BEGIN RECORD EXTRACTS
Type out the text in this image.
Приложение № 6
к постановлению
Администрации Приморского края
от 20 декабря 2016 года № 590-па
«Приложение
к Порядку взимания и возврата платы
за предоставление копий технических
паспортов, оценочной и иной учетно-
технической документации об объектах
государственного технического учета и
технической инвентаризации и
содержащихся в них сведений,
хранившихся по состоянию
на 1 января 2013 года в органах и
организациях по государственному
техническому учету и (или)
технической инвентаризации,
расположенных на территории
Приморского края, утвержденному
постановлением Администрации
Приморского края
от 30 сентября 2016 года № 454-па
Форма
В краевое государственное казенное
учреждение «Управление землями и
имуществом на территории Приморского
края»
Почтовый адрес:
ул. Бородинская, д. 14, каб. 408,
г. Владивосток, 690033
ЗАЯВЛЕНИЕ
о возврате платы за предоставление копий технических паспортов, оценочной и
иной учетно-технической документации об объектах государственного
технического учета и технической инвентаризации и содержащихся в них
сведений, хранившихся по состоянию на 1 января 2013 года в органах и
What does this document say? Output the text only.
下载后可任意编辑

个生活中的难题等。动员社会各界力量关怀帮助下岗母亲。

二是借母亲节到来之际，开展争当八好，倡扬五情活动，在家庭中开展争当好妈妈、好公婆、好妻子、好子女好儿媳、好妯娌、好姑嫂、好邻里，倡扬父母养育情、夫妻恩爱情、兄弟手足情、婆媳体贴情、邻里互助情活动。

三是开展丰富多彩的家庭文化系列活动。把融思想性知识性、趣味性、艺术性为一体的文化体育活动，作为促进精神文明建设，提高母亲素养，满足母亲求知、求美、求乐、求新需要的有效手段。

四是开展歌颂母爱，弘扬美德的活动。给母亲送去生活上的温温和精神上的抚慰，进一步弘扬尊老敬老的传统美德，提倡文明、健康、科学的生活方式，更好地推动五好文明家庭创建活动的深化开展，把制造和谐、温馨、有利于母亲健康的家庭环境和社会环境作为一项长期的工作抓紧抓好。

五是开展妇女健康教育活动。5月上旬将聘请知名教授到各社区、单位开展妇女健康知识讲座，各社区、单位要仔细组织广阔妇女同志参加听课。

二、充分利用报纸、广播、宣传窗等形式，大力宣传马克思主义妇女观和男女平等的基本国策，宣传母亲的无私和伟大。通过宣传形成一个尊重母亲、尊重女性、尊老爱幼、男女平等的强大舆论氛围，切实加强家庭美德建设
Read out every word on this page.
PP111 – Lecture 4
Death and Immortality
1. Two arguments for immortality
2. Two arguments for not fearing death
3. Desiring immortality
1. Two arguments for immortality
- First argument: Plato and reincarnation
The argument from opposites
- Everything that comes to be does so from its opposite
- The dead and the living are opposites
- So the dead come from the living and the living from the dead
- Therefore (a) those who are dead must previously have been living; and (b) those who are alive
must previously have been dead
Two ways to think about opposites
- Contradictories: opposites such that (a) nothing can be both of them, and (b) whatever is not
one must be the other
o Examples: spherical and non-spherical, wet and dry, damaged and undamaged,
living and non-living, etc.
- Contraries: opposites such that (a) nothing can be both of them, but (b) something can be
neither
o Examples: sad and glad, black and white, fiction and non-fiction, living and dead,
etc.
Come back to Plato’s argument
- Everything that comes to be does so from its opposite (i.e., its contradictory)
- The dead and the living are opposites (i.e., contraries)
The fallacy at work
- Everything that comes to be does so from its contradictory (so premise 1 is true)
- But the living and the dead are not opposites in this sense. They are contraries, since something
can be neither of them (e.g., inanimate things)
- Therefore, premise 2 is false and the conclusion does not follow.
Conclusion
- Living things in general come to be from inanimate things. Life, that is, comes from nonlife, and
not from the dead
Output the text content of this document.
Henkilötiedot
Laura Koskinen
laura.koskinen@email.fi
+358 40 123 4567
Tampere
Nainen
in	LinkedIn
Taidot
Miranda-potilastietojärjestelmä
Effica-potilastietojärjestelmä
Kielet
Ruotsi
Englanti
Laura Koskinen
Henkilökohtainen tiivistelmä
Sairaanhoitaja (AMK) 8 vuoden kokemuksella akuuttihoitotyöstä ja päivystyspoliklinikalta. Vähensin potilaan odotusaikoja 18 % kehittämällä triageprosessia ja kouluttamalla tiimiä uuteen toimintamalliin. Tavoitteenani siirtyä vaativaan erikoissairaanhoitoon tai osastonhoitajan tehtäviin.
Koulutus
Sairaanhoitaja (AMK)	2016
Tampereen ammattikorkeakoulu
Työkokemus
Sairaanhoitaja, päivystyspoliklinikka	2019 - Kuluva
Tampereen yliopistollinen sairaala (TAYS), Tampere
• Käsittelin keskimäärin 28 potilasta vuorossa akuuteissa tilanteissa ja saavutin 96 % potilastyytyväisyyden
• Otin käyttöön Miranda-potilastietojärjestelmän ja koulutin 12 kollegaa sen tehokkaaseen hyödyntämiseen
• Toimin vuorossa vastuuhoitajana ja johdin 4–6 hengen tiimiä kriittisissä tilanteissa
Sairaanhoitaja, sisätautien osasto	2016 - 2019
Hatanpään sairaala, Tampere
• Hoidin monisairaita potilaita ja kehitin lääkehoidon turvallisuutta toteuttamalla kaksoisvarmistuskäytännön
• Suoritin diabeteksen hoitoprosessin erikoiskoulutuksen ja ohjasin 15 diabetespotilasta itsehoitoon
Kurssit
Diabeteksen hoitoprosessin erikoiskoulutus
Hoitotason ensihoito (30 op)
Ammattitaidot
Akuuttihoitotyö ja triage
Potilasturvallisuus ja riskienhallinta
END RECORD EXTRACTS
• [TASK BRIEF]
Extract the data in full. Keep it word for word.

• [WORKED SOLUTION]
Type out the text in this image.
Приложение № 6
к постановлению
Администрации Приморского края
от 20 декабря 2016 года № 590-па
«Приложение
к Порядку взимания и возврата платы
за предоставление копий технических
паспортов, оценочной и иной учетно-
технической документации об объектах
государственного технического учета и
технической инвентаризации и
содержащихся в них сведений,
хранившихся по состоянию
на 1 января 2013 года в органах и
организациях по государственному
техническому учету и (или)
технической инвентаризации,
расположенных на территории
Приморского края, утвержденному
постановлением Администрации
Приморского края
от 30 сентября 2016 года № 454-па
Форма
В краевое государственное казенное
учреждение «Управление землями и
имуществом на территории Приморского
края»
Почтовый адрес:
ул. Бородинская, д. 14, каб. 408,
г. Владивосток, 690033
ЗАЯВЛЕНИЕ
о возврате платы за предоставление копий технических паспортов, оценочной и
иной учетно-технической документации об объектах государственного
технического учета и технической инвентаризации и содержащихся в них
сведений, хранившихся по состоянию на 1 января 2013 года в органах и
What does this document say? Output the text only.
下载后可任意编辑

个生活中的难题等。动员社会各界力量关怀帮助下岗母亲。

二是借母亲节到来之际，开展争当八好，倡扬五情活动，在家庭中开展争当好妈妈、好公婆、好妻子、好子女好儿媳、好妯娌、好姑嫂、好邻里，倡扬父母养育情、夫妻恩爱情、兄弟手足情、婆媳体贴情、邻里互助情活动。

三是开展丰富多彩的家庭文化系列活动。把融思想性知识性、趣味性、艺术性为一体的文化体育活动，作为促进精神文明建设，提高母亲素养，满足母亲求知、求美、求乐、求新需要的有效手段。

四是开展歌颂母爱，弘扬美德的活动。给母亲送去生活上的温温和精神上的抚慰，进一步弘扬尊老敬老的传统美德，提倡文明、健康、科学的生活方式，更好地推动五好文明家庭创建活动的深化开展，把制造和谐、温馨、有利于母亲健康的家庭环境和社会环境作为一项长期的工作抓紧抓好。

五是开展妇女健康教育活动。5月上旬将聘请知名教授到各社区、单位开展妇女健康知识讲座，各社区、单位要仔细组织广阔妇女同志参加听课。

二、充分利用报纸、广播、宣传窗等形式，大力宣传马克思主义妇女观和男女平等的基本国策，宣传母亲的无私和伟大。通过宣传形成一个尊重母亲、尊重女性、尊老爱幼、男女平等的强大舆论氛围，切实加强家庭美德建设
Read out every word on this page.
PP111 – Lecture 4
Death and Immortality
1. Two arguments for immortality
2. Two arguments for not fearing death
3. Desiring immortality
1. Two arguments for immortality
- First argument: Plato and reincarnation
The argument from opposites
- Everything that comes to be does so from its opposite
- The dead and the living are opposites
- So the dead come from the living and the living from the dead
- Therefore (a) those who are dead must previously have been living; and (b) those who are alive
must previously have been dead
Two ways to think about opposites
- Contradictories: opposites such that (a) nothing can be both of them, and (b) whatever is not
one must be the other
o Examples: spherical and non-spherical, wet and dry, damaged and undamaged,
living and non-living, etc.
- Contraries: opposites such that (a) nothing can be both of them, but (b) something can be
neither
o Examples: sad and glad, black and white, fiction and non-fiction, living and dead,
etc.
Come back to Plato’s argument
- Everything that comes to be does so from its opposite (i.e., its contradictory)
- The dead and the living are opposites (i.e., contraries)
The fallacy at work
- Everything that comes to be does so from its contradictory (so premise 1 is true)
- But the living and the dead are not opposites in this sense. They are contraries, since something
can be neither of them (e.g., inanimate things)
- Therefore, premise 2 is false and the conclusion does not follow.
Conclusion
- Living things in general come to be from inanimate things. Life, that is, comes from nonlife, and
not from the dead
Output the text content of this document.
Henkilötiedot
Laura Koskinen
laura.koskinen@email.fi
+358 40 123 4567
Tampere
Nainen
in	LinkedIn
Taidot
Miranda-potilastietojärjestelmä
Effica-potilastietojärjestelmä
Kielet
Ruotsi
Englanti
Laura Koskinen
Henkilökohtainen tiivistelmä
Sairaanhoitaja (AMK) 8 vuoden kokemuksella akuuttihoitotyöstä ja päivystyspoliklinikalta. Vähensin potilaan odotusaikoja 18 % kehittämällä triageprosessia ja kouluttamalla tiimiä uuteen toimintamalliin. Tavoitteenani siirtyä vaativaan erikoissairaanhoitoon tai osastonhoitajan tehtäviin.
Koulutus
Sairaanhoitaja (AMK)	2016
Tampereen ammattikorkeakoulu
Työkokemus
Sairaanhoitaja, päivystyspoliklinikka	2019 - Kuluva
Tampereen yliopistollinen sairaala (TAYS), Tampere
• Käsittelin keskimäärin 28 potilasta vuorossa akuuteissa tilanteissa ja saavutin 96 % potilastyytyväisyyden
• Otin käyttöön Miranda-potilastietojärjestelmän ja koulutin 12 kollegaa sen tehokkaaseen hyödyntämiseen
• Toimin vuorossa vastuuhoitajana ja johdin 4–6 hengen tiimiä kriittisissä tilanteissa
Sairaanhoitaja, sisätautien osasto	2016 - 2019
Hatanpään sairaala, Tampere
• Hoidin monisairaita potilaita ja kehitin lääkehoidon turvallisuutta toteuttamalla kaksoisvarmistuskäytännön
• Suoritin diabeteksen hoitoprosessin erikoiskoulutuksen ja ohjasin 15 diabetespotilasta itsehoitoon
Kurssit
Diabeteksen hoitoprosessin erikoiskoulutus
Hoitotason ensihoito (30 op)
Ammattitaidot
Akuuttihoitotyö ja triage
Potilasturvallisuus ja riskienhallinta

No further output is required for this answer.